-- Begin ITEMS --
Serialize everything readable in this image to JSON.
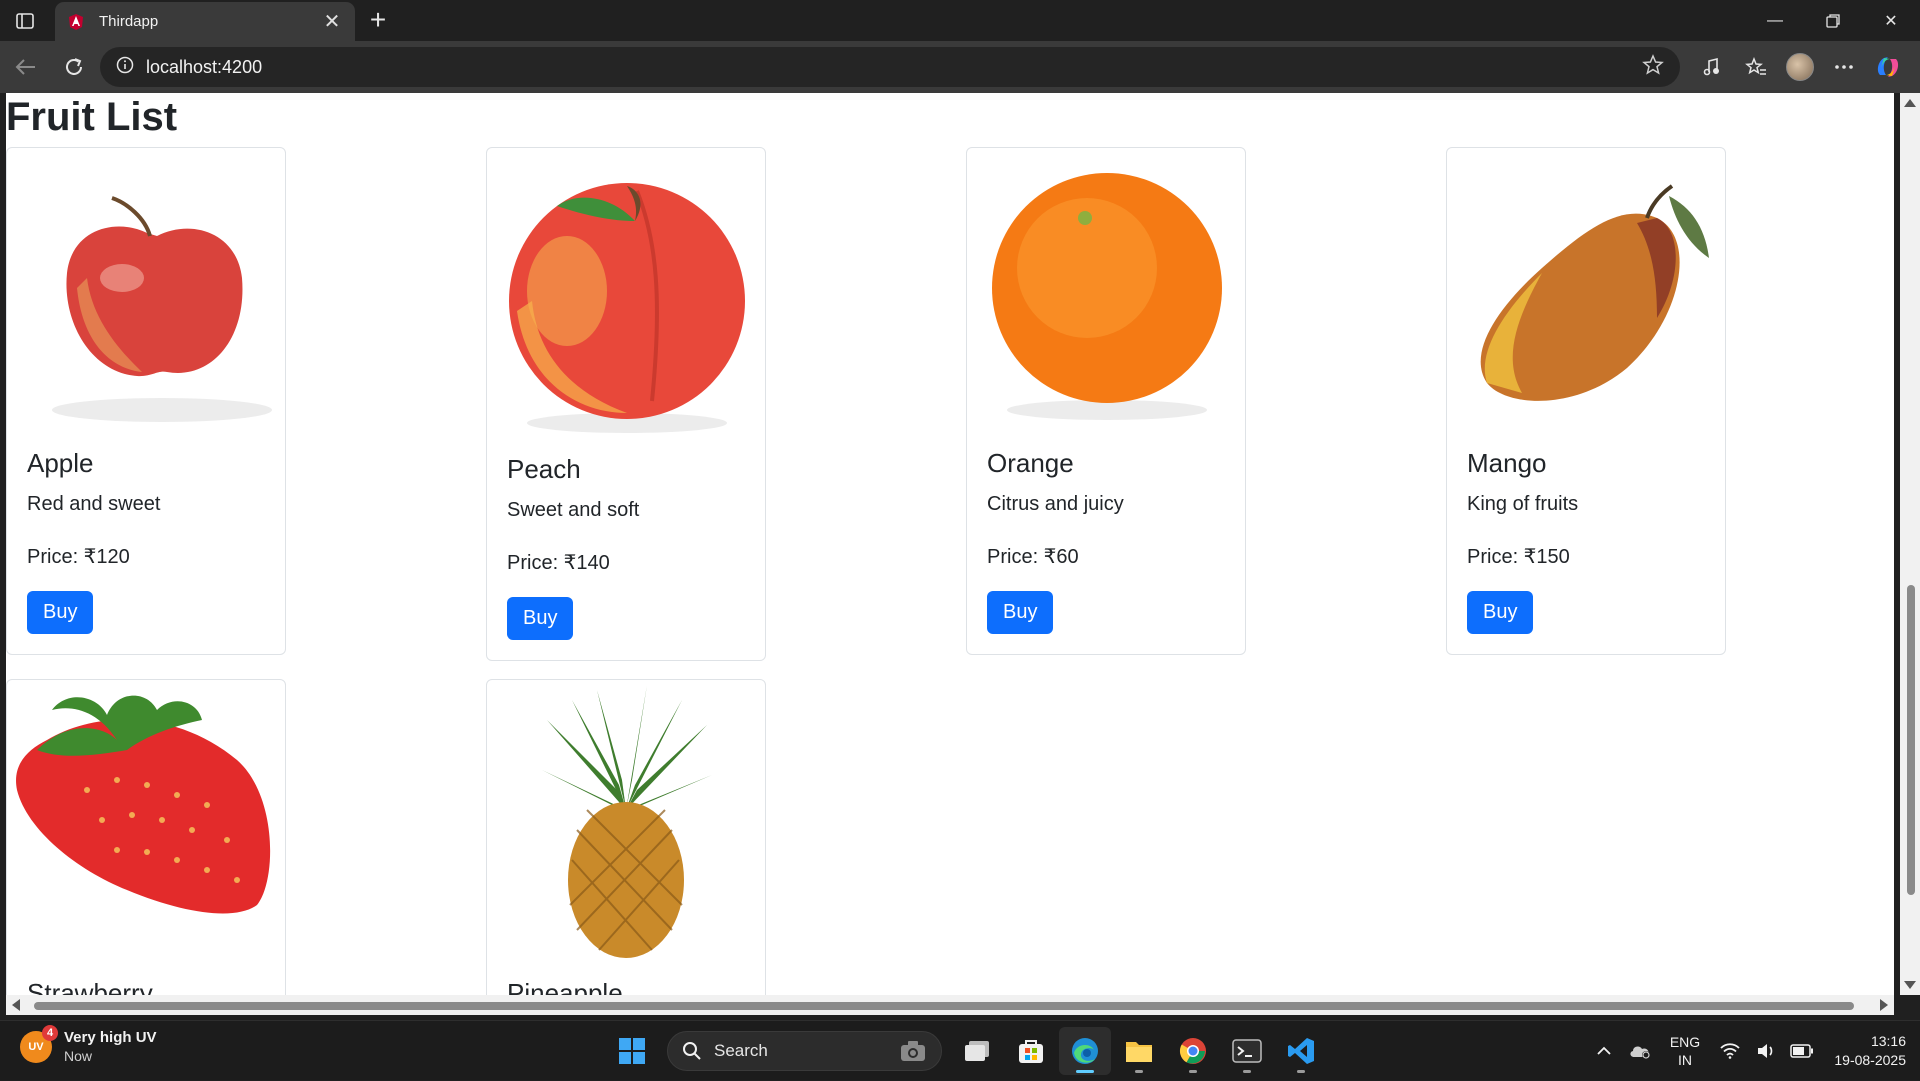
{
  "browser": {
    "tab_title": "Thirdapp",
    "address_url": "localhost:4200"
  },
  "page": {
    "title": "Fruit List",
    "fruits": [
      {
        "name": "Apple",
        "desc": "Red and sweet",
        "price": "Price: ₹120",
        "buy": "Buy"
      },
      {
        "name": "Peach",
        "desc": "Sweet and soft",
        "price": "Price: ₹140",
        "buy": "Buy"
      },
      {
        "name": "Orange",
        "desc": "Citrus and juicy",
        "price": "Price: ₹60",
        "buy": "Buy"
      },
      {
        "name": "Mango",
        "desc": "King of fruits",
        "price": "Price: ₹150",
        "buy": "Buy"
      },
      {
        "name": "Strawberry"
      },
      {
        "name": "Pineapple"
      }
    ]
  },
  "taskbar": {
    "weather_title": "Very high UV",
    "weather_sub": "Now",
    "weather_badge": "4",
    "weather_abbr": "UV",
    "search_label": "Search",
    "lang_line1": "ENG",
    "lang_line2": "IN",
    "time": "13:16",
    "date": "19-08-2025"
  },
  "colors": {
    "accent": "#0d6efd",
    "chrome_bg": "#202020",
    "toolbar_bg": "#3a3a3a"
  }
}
-- End ITEMS --
• **GOAL**: Your copy should hold every record word for word and none of the pictures.

• **ANSWER IN FULL**:
Serialize everything readable in this image to JSON.
{
  "browser": {
    "tab_title": "Thirdapp",
    "address_url": "localhost:4200"
  },
  "page": {
    "title": "Fruit List",
    "fruits": [
      {
        "name": "Apple",
        "desc": "Red and sweet",
        "price": "Price: ₹120",
        "buy": "Buy"
      },
      {
        "name": "Peach",
        "desc": "Sweet and soft",
        "price": "Price: ₹140",
        "buy": "Buy"
      },
      {
        "name": "Orange",
        "desc": "Citrus and juicy",
        "price": "Price: ₹60",
        "buy": "Buy"
      },
      {
        "name": "Mango",
        "desc": "King of fruits",
        "price": "Price: ₹150",
        "buy": "Buy"
      },
      {
        "name": "Strawberry"
      },
      {
        "name": "Pineapple"
      }
    ]
  },
  "taskbar": {
    "weather_title": "Very high UV",
    "weather_sub": "Now",
    "weather_badge": "4",
    "weather_abbr": "UV",
    "search_label": "Search",
    "lang_line1": "ENG",
    "lang_line2": "IN",
    "time": "13:16",
    "date": "19-08-2025"
  },
  "colors": {
    "accent": "#0d6efd",
    "chrome_bg": "#202020",
    "toolbar_bg": "#3a3a3a"
  }
}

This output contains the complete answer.